[Source text]
◇ ◇ ◇ ◇

Consider having multiple DNS providers. In this case, of course, executing your disaster recovery plan in situations where the primary systems are offline requires changing the entries at all DNS providers. Also, make sure to ask your DNS providers where they’re hosted to ensure there are no failures that can affect them simultaneously.
Recovering critical data flows
Many businesses have critical data that includes both internal and external sources or destinations. For example, you might need current stock prices. You might need to process insurance claims with third parties. You might need to process payments through banks or other financial clearing companies.
In all of these cases, you’ll want to ensure your backup servers have a way of accessing these external sources and destinations. Similarly, you should provision some sort of secondary path to the external parties from the primary servers. This way you don’t have to invoke the DR plan just because a circuit to a third-party server is down.
Note that in a pure active/standby configuration, you probably don’t need redundant circuits to your third parties from the standby site. Those backup circuits at the backup site would only be used in the event of multiple simultaneous failures. Usually we assume you can neglect the probability of multiple simultaneous failures. However, you should assess these risks for your specific requirements.
Recovering internal communications
Finally, look over your entire internal communications product suite. By this I mean things like internal email or messaging services, telephony and video conferencing. How do these services work? Do they rely on Internet-based service providers? Do they rely on VPN connections between sites?

◇ ◇ ◇ ◇

[Data provided]
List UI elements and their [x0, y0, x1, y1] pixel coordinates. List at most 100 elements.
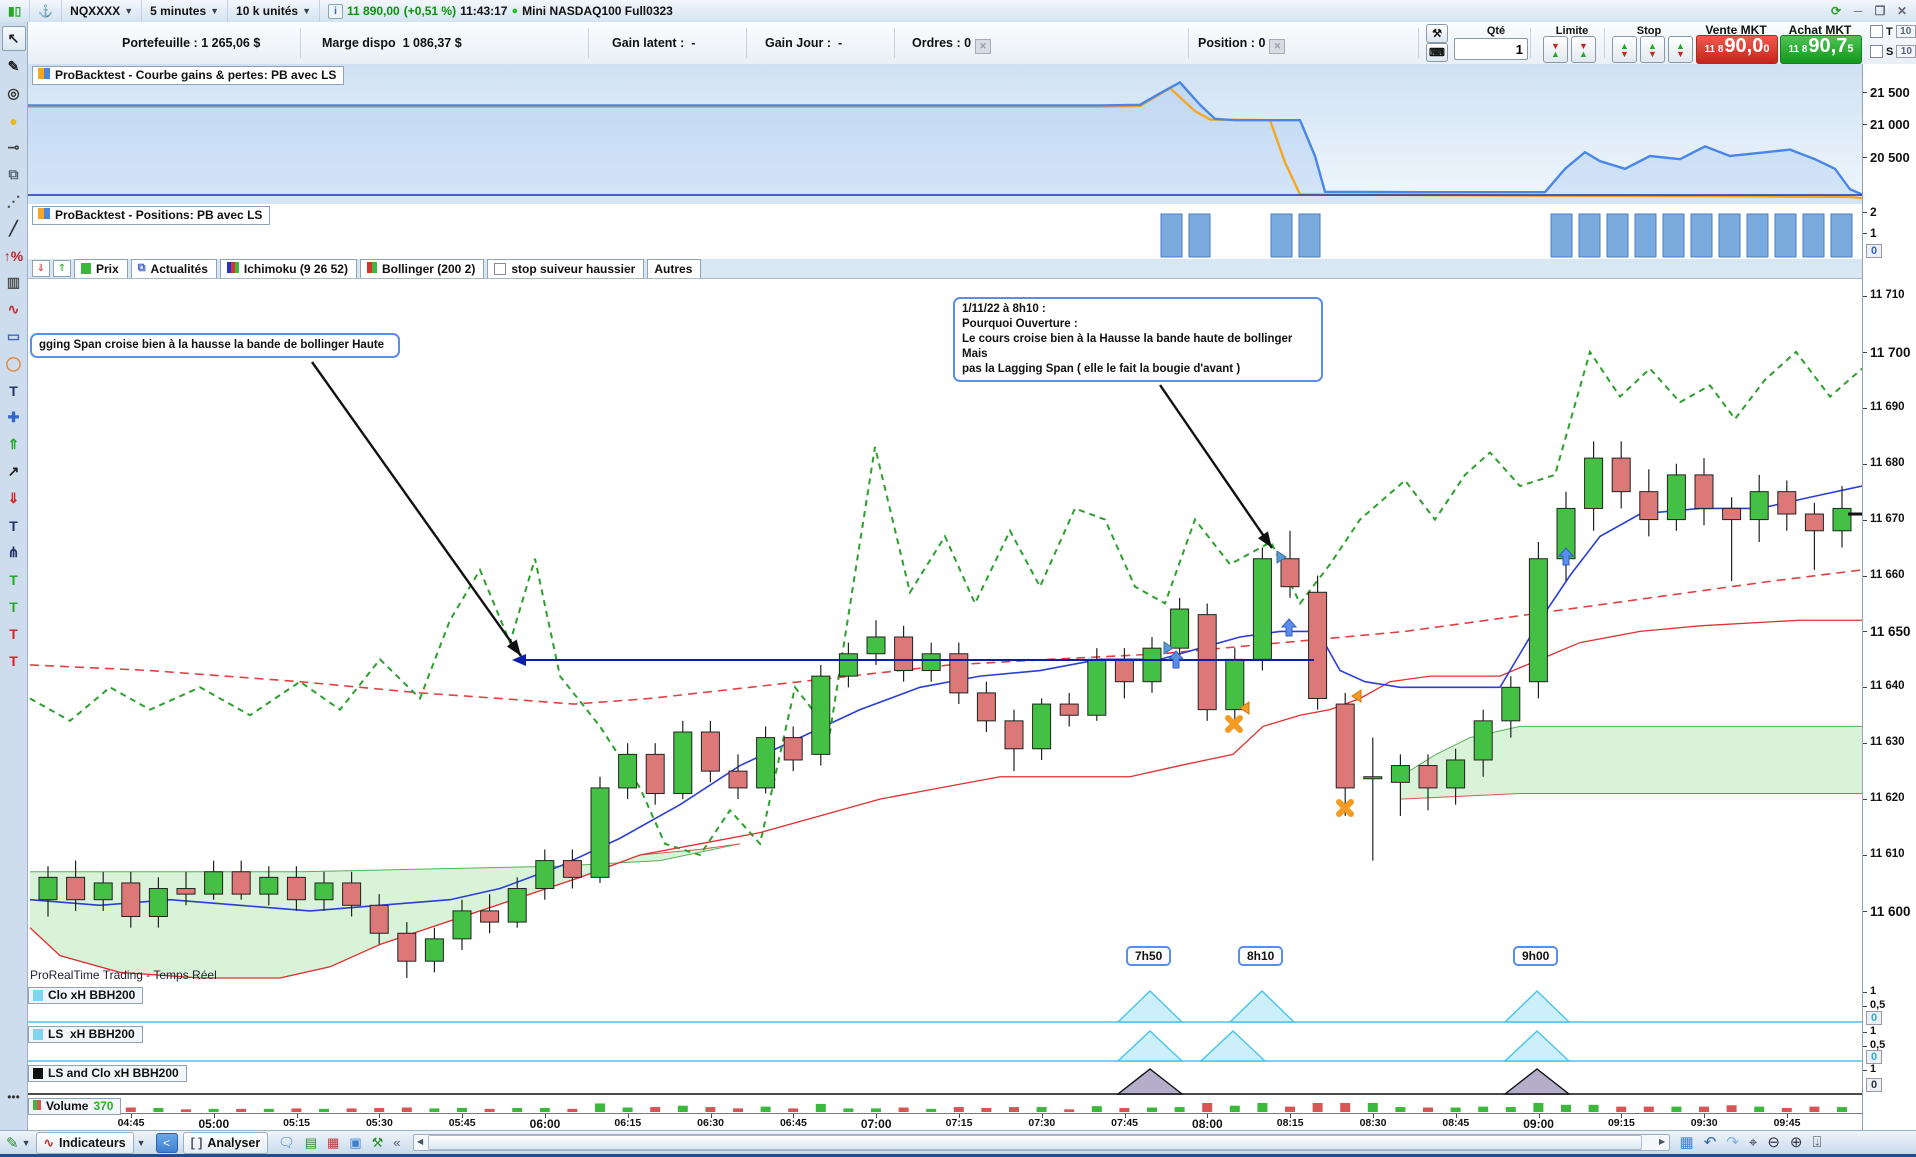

◇ ◇ ◇ ◇

[Requirement]
Pick up the disaster recovery passage after its last sentence and keep writing it.

[In response]
If you’re using cloud-based services for internal communications, it’s probably for cost reasons. It won’t be cost-effective to build a whole expensive internal infrastructure for backup purposes. However, you can still plan your way around this type of contingency.
For example, during a disaster you might decide to use cell phones for outbound phone calls. And you might decide video conferencing isn’t a critical service during a disaster.
Two important considerations for telephony in particular are inbound calling and inter-office communications. If you plan to use cell phones, for example, then you’ll need to make sure you have a current set of cell phone numbers for all of your locations. The list needs to be maintained. But you almost certainly don’t want to give out cell phone numbers to the general public, so this isn’t a great solution for inbound calling.
Another common solution to the inbound calling problem is to put a small number of traditional analog phone lines at each location that can receive calls from customers and the public. Then, talk to your telephony service provider and find out if they can redirect your public phone numbers to these analog lines in an emergency.
If you have a call center, you’ll probably need more elaborate and robust disaster recovery plans. For example, your call center DR plan might involve redirecting your inbound calls to an external call center service who might have limited functionality.
Testing and automation
Traditional IT disaster recovery plans typically involve annual testing exercises. These are inevitably gigantic pantomime shows created to please boards and auditors but generally so divorced from reality that they’re of little or no use in a real disaster. So when I talk about testing your DR, I’m not talking about such an exercise.
Instead, I advocate doing smaller targeted tests. For example, you might have a test to swing your production cloud services from one AWS zone to another and verify that the applications still work. Similarly, if you have a backup for your WAN, either using VPNs or migrating from VPN to another technology, you can do an isolated test of that.
Ideally, every system for which there’s a backup should have a test to ensure the backup can take over when it’s required.
Disaster recovery purists will cry foul at this point. They’ll say you need integrated testing to simulate a real failure. There’s some truth to this. If a real failure scenario involves the complete loss of a data center (or a cloud availability zone), then an isolated test might inadvertently make use of functions that wouldn’t be available in that real failure.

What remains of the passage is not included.